## Your instructions
Extract, exactly as written, all lines of the material below from the line that includes "What text is on this page?" through its last line.

Dataset items:

******************************

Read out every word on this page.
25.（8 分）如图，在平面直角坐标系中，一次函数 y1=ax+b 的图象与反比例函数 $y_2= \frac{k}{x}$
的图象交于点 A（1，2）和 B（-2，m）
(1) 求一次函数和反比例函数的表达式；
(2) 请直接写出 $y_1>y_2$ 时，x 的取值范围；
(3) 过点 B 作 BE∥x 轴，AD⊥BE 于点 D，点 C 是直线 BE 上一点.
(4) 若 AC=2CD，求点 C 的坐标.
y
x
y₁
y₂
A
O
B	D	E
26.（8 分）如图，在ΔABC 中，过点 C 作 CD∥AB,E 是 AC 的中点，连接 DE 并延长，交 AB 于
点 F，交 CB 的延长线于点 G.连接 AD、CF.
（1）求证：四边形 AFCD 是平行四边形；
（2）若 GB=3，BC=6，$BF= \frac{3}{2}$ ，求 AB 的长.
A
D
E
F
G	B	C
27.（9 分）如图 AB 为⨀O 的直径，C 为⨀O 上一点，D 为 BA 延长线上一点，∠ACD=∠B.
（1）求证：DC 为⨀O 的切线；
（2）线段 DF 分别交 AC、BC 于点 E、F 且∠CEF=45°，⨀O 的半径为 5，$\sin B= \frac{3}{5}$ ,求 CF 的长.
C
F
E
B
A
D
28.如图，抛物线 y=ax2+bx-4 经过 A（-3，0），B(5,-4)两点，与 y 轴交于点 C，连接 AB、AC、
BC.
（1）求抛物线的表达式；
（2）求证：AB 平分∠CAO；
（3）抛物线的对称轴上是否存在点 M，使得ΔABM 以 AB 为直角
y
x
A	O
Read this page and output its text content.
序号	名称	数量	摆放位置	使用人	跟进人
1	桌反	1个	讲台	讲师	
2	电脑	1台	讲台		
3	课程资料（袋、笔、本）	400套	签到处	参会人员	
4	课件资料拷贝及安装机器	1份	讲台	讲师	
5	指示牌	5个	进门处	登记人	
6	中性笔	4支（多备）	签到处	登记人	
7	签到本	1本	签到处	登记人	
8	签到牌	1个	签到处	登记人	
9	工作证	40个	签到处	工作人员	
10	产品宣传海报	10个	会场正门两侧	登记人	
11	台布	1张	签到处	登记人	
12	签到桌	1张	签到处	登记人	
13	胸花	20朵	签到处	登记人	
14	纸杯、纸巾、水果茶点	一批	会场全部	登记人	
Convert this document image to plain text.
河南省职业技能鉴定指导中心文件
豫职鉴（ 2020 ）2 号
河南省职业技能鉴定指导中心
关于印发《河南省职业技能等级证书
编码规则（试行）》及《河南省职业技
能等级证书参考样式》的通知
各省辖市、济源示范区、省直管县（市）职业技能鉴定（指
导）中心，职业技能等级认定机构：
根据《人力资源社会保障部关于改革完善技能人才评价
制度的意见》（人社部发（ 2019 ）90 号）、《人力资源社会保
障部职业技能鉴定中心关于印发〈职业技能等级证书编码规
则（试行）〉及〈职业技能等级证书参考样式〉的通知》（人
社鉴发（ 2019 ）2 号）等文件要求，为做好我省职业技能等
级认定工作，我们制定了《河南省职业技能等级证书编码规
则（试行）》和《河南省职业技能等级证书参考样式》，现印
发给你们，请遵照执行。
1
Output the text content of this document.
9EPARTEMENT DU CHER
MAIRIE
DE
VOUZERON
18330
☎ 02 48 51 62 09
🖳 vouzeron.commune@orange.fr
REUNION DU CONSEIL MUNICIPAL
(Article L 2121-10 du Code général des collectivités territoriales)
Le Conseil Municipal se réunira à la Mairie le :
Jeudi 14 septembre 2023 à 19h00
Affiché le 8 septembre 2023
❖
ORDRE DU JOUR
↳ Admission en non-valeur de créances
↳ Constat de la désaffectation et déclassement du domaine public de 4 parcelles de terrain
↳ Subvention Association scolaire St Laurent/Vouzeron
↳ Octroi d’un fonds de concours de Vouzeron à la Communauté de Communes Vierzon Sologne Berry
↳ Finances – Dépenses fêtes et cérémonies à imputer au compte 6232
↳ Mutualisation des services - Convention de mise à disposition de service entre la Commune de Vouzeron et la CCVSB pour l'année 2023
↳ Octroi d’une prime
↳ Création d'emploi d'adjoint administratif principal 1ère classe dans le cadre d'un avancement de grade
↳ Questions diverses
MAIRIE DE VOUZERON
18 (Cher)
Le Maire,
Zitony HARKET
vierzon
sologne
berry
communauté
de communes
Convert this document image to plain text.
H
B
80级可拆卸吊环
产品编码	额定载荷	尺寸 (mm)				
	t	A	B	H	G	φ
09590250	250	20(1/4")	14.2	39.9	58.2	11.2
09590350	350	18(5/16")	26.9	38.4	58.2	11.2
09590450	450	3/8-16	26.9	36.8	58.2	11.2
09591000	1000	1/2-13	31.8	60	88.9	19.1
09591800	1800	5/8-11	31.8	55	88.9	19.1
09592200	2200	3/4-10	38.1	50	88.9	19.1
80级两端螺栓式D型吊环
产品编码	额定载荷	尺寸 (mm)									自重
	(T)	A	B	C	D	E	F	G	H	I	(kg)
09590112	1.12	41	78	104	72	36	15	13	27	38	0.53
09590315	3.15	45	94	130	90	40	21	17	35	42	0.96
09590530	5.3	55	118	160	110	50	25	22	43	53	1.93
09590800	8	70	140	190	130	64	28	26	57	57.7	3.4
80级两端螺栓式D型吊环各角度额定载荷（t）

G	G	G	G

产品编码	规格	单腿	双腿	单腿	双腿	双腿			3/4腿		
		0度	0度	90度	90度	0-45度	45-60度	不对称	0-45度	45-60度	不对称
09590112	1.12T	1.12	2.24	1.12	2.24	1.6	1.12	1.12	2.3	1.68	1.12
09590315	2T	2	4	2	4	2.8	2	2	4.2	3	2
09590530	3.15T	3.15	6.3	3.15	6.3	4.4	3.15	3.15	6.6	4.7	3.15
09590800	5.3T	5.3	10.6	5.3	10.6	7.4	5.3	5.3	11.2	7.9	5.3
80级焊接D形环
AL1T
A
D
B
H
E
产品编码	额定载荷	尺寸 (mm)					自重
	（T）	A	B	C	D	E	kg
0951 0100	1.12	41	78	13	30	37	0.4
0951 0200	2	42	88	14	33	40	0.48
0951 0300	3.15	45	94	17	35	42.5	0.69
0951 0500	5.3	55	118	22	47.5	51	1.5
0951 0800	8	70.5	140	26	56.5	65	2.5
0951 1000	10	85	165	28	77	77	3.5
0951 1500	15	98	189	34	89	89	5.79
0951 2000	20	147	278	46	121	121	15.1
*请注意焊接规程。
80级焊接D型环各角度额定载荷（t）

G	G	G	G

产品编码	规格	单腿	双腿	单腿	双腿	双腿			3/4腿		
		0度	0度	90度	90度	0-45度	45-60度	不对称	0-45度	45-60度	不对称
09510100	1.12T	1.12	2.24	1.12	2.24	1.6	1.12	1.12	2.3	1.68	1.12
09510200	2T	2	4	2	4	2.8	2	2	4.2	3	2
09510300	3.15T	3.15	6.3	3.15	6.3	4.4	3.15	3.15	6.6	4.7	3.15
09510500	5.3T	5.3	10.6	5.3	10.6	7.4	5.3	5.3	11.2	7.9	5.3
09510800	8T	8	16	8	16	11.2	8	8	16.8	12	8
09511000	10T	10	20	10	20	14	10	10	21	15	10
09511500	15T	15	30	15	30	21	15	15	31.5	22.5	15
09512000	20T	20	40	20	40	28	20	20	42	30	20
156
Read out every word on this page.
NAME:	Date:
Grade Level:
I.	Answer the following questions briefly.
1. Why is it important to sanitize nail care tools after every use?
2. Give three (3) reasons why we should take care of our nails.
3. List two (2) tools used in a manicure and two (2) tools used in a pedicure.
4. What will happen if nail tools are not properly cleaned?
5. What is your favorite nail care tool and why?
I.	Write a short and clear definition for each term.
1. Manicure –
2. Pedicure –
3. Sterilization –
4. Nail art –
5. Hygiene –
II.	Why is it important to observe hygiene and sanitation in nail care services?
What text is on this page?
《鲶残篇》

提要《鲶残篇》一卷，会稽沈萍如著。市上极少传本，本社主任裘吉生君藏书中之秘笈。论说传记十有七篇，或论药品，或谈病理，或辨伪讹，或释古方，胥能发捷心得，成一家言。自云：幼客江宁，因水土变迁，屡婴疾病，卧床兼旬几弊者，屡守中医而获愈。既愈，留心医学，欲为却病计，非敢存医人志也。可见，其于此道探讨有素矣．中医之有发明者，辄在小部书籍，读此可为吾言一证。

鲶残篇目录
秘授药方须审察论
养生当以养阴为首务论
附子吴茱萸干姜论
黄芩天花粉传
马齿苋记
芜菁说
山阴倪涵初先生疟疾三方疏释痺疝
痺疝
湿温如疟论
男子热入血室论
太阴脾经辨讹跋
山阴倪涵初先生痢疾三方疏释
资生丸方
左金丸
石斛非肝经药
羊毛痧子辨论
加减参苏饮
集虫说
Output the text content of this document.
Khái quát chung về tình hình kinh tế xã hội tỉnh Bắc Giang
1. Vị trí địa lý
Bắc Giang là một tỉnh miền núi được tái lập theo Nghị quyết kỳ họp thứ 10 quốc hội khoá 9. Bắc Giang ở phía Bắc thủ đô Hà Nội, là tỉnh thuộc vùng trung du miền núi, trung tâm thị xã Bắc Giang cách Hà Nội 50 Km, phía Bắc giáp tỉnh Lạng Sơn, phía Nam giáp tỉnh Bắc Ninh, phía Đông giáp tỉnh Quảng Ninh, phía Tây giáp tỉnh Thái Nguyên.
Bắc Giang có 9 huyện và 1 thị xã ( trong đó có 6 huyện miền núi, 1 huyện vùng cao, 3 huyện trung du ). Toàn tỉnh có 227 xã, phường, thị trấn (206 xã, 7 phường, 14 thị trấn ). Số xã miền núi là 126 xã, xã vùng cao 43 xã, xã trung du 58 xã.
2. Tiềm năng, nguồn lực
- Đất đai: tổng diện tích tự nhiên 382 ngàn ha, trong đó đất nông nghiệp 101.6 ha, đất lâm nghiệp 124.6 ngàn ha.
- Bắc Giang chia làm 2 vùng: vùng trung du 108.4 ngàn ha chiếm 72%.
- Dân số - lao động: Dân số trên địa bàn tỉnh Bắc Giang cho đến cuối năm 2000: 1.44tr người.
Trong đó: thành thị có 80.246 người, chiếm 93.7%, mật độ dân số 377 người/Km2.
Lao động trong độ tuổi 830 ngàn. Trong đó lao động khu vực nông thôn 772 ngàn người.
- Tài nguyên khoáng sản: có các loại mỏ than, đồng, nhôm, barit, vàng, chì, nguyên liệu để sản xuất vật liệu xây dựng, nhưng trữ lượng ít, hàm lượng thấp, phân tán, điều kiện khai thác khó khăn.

******************************

## The result
What text is on this page?
《鲶残篇》

提要《鲶残篇》一卷，会稽沈萍如著。市上极少传本，本社主任裘吉生君藏书中之秘笈。论说传记十有七篇，或论药品，或谈病理，或辨伪讹，或释古方，胥能发捷心得，成一家言。自云：幼客江宁，因水土变迁，屡婴疾病，卧床兼旬几弊者，屡守中医而获愈。既愈，留心医学，欲为却病计，非敢存医人志也。可见，其于此道探讨有素矣．中医之有发明者，辄在小部书籍，读此可为吾言一证。

鲶残篇目录
秘授药方须审察论
养生当以养阴为首务论
附子吴茱萸干姜论
黄芩天花粉传
马齿苋记
芜菁说
山阴倪涵初先生疟疾三方疏释痺疝
痺疝
湿温如疟论
男子热入血室论
太阴脾经辨讹跋
山阴倪涵初先生痢疾三方疏释
资生丸方
左金丸
石斛非肝经药
羊毛痧子辨论
加减参苏饮
集虫说
Output the text content of this document.
Khái quát chung về tình hình kinh tế xã hội tỉnh Bắc Giang
1. Vị trí địa lý
Bắc Giang là một tỉnh miền núi được tái lập theo Nghị quyết kỳ họp thứ 10 quốc hội khoá 9. Bắc Giang ở phía Bắc thủ đô Hà Nội, là tỉnh thuộc vùng trung du miền núi, trung tâm thị xã Bắc Giang cách Hà Nội 50 Km, phía Bắc giáp tỉnh Lạng Sơn, phía Nam giáp tỉnh Bắc Ninh, phía Đông giáp tỉnh Quảng Ninh, phía Tây giáp tỉnh Thái Nguyên.
Bắc Giang có 9 huyện và 1 thị xã ( trong đó có 6 huyện miền núi, 1 huyện vùng cao, 3 huyện trung du ). Toàn tỉnh có 227 xã, phường, thị trấn (206 xã, 7 phường, 14 thị trấn ). Số xã miền núi là 126 xã, xã vùng cao 43 xã, xã trung du 58 xã.
2. Tiềm năng, nguồn lực
- Đất đai: tổng diện tích tự nhiên 382 ngàn ha, trong đó đất nông nghiệp 101.6 ha, đất lâm nghiệp 124.6 ngàn ha.
- Bắc Giang chia làm 2 vùng: vùng trung du 108.4 ngàn ha chiếm 72%.
- Dân số - lao động: Dân số trên địa bàn tỉnh Bắc Giang cho đến cuối năm 2000: 1.44tr người.
Trong đó: thành thị có 80.246 người, chiếm 93.7%, mật độ dân số 377 người/Km2.
Lao động trong độ tuổi 830 ngàn. Trong đó lao động khu vực nông thôn 772 ngàn người.
- Tài nguyên khoáng sản: có các loại mỏ than, đồng, nhôm, barit, vàng, chì, nguyên liệu để sản xuất vật liệu xây dựng, nhưng trữ lượng ít, hàm lượng thấp, phân tán, điều kiện khai thác khó khăn.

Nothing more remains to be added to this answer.